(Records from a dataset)
....

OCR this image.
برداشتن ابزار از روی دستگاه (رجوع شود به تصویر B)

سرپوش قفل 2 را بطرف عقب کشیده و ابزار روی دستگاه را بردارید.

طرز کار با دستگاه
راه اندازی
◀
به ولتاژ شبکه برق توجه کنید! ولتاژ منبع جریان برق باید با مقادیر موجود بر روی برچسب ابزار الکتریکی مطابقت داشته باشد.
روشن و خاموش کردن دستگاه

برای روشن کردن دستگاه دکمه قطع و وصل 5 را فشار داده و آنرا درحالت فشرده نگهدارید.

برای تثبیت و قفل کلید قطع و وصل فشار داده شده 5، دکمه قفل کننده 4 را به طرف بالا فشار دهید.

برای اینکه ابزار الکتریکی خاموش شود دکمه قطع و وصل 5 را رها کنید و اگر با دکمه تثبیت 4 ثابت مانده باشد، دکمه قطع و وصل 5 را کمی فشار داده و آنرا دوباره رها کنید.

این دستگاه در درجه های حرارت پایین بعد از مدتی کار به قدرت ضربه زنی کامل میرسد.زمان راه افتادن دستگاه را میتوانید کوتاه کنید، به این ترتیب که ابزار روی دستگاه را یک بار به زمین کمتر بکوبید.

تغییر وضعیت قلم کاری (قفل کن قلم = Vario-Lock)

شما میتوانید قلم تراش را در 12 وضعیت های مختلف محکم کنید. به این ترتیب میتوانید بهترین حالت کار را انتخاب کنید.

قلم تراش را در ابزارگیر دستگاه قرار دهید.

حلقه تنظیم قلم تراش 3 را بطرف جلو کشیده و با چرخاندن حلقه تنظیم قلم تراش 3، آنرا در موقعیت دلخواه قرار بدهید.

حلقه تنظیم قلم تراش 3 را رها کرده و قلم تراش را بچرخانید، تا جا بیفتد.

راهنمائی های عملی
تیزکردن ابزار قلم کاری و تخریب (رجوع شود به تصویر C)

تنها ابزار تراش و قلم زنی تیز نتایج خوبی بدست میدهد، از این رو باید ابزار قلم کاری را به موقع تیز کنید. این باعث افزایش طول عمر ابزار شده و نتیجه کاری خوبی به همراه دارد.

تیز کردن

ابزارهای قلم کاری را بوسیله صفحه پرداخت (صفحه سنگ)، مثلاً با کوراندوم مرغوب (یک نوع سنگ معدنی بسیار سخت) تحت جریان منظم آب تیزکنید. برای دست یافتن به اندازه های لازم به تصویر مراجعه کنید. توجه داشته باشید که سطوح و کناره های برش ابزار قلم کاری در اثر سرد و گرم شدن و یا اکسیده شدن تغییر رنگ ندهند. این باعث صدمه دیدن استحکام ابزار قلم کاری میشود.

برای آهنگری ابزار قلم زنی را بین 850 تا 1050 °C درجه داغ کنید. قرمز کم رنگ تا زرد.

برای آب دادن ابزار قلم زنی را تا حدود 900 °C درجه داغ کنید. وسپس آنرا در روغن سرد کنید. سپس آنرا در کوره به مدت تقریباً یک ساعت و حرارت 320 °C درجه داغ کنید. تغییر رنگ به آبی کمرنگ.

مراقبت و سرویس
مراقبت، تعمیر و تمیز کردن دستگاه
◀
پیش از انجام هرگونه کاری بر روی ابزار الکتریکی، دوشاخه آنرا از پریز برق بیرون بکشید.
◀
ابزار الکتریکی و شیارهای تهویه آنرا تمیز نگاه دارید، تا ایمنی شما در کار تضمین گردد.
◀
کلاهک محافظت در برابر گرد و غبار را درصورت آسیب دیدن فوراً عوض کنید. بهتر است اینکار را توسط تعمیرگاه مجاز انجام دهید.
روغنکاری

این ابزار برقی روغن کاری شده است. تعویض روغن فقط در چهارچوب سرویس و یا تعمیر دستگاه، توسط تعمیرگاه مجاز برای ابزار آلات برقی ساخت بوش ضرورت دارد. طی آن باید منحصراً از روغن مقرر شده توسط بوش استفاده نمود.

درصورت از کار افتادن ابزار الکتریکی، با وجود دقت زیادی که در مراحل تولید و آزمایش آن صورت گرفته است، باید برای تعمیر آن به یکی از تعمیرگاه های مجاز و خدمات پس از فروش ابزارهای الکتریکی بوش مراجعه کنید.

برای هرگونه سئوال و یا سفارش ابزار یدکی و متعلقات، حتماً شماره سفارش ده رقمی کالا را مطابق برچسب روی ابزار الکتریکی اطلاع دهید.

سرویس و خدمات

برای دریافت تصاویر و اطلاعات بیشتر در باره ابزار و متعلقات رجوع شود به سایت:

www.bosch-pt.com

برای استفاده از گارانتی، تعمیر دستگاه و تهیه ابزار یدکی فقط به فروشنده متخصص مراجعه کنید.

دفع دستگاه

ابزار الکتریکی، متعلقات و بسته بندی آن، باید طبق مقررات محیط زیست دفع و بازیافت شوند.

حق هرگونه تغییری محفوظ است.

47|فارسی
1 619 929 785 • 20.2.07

....

Instructions to follow: What number of lines in the records contain the word "تراش"? Answer with that number alone.

Solution for this problem: 5